- _SELECTED EXCERPT_
*** Begin section ***
Before Emily was born everyone asked me if I was going to breastfeed. I happily said "Yes!" and had the lofty goal of continuing for at least 6 months. Being a nurse I am well versed on the benefits of breastfeeding and the recommendations for it. Besides, it was what women are built for, right?
When Emily was born the nurses clamored about how wonderfully Emily nursed right from the get go. It filled me with pride to hear such compliments. They asked if I wanted to see a lactation consultant, which I did, and told me one would be in the next day. One never came and in the blur of adrenaline and new motherhood I forgot all about it until we were home. I was annoyed, but figured that since I was apparently doing such a great job according to the nurses that everything would be fine.
In reality everything wasn't fine. Besides Emily's ever troubling GERD that went undiagnosed for three weeks I dealt with the very common new nursing mom problems. I endured soreness and pain in order to 'toughen up' to Emily's ferocious latch. Eventually I became accustomed to the firm grasp of her jaw and my toes didn't curl up or I wince in pain when she latched on every hour or two. But thing weren't completely peachy...
*** End section ***
- _DATASET CONTENT_
*** Begin section ***
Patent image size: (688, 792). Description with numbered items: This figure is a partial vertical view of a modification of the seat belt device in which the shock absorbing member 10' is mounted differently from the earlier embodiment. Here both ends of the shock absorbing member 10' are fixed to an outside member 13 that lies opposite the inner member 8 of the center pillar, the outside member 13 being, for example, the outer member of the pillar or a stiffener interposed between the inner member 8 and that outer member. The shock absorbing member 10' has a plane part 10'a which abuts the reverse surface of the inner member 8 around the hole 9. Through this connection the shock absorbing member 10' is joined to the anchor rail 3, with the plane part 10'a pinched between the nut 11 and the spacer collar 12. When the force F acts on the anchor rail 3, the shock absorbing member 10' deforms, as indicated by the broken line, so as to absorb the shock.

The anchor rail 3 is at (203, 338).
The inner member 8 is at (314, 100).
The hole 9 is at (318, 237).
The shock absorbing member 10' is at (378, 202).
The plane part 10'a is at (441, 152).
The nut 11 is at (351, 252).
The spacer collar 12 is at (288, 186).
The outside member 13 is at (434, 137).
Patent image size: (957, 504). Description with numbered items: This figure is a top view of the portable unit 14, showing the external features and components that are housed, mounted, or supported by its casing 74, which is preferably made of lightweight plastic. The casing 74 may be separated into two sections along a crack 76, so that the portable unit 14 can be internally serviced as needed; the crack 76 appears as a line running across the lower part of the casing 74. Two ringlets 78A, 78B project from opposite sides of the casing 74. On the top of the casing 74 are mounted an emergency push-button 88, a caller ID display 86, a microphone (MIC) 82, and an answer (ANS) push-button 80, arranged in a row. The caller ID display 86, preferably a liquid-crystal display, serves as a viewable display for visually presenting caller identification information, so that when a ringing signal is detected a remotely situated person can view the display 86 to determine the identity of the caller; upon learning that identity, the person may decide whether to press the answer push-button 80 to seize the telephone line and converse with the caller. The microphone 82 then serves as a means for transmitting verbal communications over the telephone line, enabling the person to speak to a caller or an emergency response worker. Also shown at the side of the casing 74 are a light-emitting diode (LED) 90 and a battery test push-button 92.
*** End section ***
- _REQUIREMENT 1_
Translate this sentence from the breastfeeding account into Spanish: "It filled me with pride to hear such compliments."
- _REQUIREMENT 2_
Reproduce the breastfeeding account from "Before Emily was" up to and including "built for, right?".

- _RESPONSE BOX 1_
Me llenó de orgullo oír tales elogios.

- _RESPONSE BOX 2_
Before Emily was born everyone asked me if I was going to breastfeed. I happily said "Yes!" and had the lofty goal of continuing for at least 6 months. Being a nurse I am well versed on the benefits of breastfeeding and the recommendations for it. Besides, it was what women are built for, right?